* _STATED PROBLEM_: What follows are records. Restate all of them word for word.

* _RECORD EXCERPTS_:
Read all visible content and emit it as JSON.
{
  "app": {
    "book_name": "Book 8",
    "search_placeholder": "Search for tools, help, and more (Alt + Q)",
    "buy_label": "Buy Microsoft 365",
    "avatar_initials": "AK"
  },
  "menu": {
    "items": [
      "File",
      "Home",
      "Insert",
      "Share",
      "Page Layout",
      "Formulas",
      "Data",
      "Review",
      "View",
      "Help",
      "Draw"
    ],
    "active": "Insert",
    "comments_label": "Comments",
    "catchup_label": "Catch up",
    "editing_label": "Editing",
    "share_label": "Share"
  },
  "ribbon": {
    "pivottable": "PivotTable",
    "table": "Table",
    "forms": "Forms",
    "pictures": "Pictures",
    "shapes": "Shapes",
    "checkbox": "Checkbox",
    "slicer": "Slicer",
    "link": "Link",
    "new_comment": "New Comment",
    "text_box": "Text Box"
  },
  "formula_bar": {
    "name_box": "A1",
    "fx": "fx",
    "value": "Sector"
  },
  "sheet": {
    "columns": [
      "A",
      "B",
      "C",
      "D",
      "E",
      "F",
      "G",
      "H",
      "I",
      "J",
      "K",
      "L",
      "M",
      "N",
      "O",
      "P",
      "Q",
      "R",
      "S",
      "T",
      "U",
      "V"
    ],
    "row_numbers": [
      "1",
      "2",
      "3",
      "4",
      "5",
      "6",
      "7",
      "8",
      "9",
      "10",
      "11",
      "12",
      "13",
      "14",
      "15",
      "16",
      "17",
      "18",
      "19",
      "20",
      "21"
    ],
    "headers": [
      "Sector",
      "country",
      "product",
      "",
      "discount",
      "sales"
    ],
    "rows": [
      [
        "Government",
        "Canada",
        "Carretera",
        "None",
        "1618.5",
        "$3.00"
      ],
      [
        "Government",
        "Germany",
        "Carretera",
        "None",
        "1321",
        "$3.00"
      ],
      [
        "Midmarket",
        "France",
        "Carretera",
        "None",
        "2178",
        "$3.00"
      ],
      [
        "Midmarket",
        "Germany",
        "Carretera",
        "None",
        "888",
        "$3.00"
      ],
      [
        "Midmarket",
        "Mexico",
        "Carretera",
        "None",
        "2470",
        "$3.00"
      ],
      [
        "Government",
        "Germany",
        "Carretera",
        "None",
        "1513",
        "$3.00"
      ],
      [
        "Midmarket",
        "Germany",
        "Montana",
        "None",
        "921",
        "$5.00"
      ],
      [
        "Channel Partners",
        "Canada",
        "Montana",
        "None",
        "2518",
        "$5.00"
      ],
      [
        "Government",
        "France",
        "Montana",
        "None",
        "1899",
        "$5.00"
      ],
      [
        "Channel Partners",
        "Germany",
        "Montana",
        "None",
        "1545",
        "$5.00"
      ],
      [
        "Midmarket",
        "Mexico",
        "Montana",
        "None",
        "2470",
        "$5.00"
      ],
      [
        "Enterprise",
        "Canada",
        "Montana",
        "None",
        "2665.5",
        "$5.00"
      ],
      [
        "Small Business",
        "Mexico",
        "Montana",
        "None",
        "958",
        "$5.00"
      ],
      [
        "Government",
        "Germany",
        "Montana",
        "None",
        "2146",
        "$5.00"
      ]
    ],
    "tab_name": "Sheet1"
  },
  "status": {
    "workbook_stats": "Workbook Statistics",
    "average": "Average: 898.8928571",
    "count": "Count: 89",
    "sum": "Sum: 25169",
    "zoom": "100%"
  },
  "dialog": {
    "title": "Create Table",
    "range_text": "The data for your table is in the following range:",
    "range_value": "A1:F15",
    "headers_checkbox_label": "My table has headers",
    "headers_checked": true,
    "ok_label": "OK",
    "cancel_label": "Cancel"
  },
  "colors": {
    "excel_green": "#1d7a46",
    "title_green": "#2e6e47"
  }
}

* _EXPECTED OUTPUT_:
Read all visible content and emit it as JSON.
{
  "app": {
    "book_name": "Book 8",
    "search_placeholder": "Search for tools, help, and more (Alt + Q)",
    "buy_label": "Buy Microsoft 365",
    "avatar_initials": "AK"
  },
  "menu": {
    "items": [
      "File",
      "Home",
      "Insert",
      "Share",
      "Page Layout",
      "Formulas",
      "Data",
      "Review",
      "View",
      "Help",
      "Draw"
    ],
    "active": "Insert",
    "comments_label": "Comments",
    "catchup_label": "Catch up",
    "editing_label": "Editing",
    "share_label": "Share"
  },
  "ribbon": {
    "pivottable": "PivotTable",
    "table": "Table",
    "forms": "Forms",
    "pictures": "Pictures",
    "shapes": "Shapes",
    "checkbox": "Checkbox",
    "slicer": "Slicer",
    "link": "Link",
    "new_comment": "New Comment",
    "text_box": "Text Box"
  },
  "formula_bar": {
    "name_box": "A1",
    "fx": "fx",
    "value": "Sector"
  },
  "sheet": {
    "columns": [
      "A",
      "B",
      "C",
      "D",
      "E",
      "F",
      "G",
      "H",
      "I",
      "J",
      "K",
      "L",
      "M",
      "N",
      "O",
      "P",
      "Q",
      "R",
      "S",
      "T",
      "U",
      "V"
    ],
    "row_numbers": [
      "1",
      "2",
      "3",
      "4",
      "5",
      "6",
      "7",
      "8",
      "9",
      "10",
      "11",
      "12",
      "13",
      "14",
      "15",
      "16",
      "17",
      "18",
      "19",
      "20",
      "21"
    ],
    "headers": [
      "Sector",
      "country",
      "product",
      "",
      "discount",
      "sales"
    ],
    "rows": [
      [
        "Government",
        "Canada",
        "Carretera",
        "None",
        "1618.5",
        "$3.00"
      ],
      [
        "Government",
        "Germany",
        "Carretera",
        "None",
        "1321",
        "$3.00"
      ],
      [
        "Midmarket",
        "France",
        "Carretera",
        "None",
        "2178",
        "$3.00"
      ],
      [
        "Midmarket",
        "Germany",
        "Carretera",
        "None",
        "888",
        "$3.00"
      ],
      [
        "Midmarket",
        "Mexico",
        "Carretera",
        "None",
        "2470",
        "$3.00"
      ],
      [
        "Government",
        "Germany",
        "Carretera",
        "None",
        "1513",
        "$3.00"
      ],
      [
        "Midmarket",
        "Germany",
        "Montana",
        "None",
        "921",
        "$5.00"
      ],
      [
        "Channel Partners",
        "Canada",
        "Montana",
        "None",
        "2518",
        "$5.00"
      ],
      [
        "Government",
        "France",
        "Montana",
        "None",
        "1899",
        "$5.00"
      ],
      [
        "Channel Partners",
        "Germany",
        "Montana",
        "None",
        "1545",
        "$5.00"
      ],
      [
        "Midmarket",
        "Mexico",
        "Montana",
        "None",
        "2470",
        "$5.00"
      ],
      [
        "Enterprise",
        "Canada",
        "Montana",
        "None",
        "2665.5",
        "$5.00"
      ],
      [
        "Small Business",
        "Mexico",
        "Montana",
        "None",
        "958",
        "$5.00"
      ],
      [
        "Government",
        "Germany",
        "Montana",
        "None",
        "2146",
        "$5.00"
      ]
    ],
    "tab_name": "Sheet1"
  },
  "status": {
    "workbook_stats": "Workbook Statistics",
    "average": "Average: 898.8928571",
    "count": "Count: 89",
    "sum": "Sum: 25169",
    "zoom": "100%"
  },
  "dialog": {
    "title": "Create Table",
    "range_text": "The data for your table is in the following range:",
    "range_value": "A1:F15",
    "headers_checkbox_label": "My table has headers",
    "headers_checked": true,
    "ok_label": "OK",
    "cancel_label": "Cancel"
  },
  "colors": {
    "excel_green": "#1d7a46",
    "title_green": "#2e6e47"
  }
}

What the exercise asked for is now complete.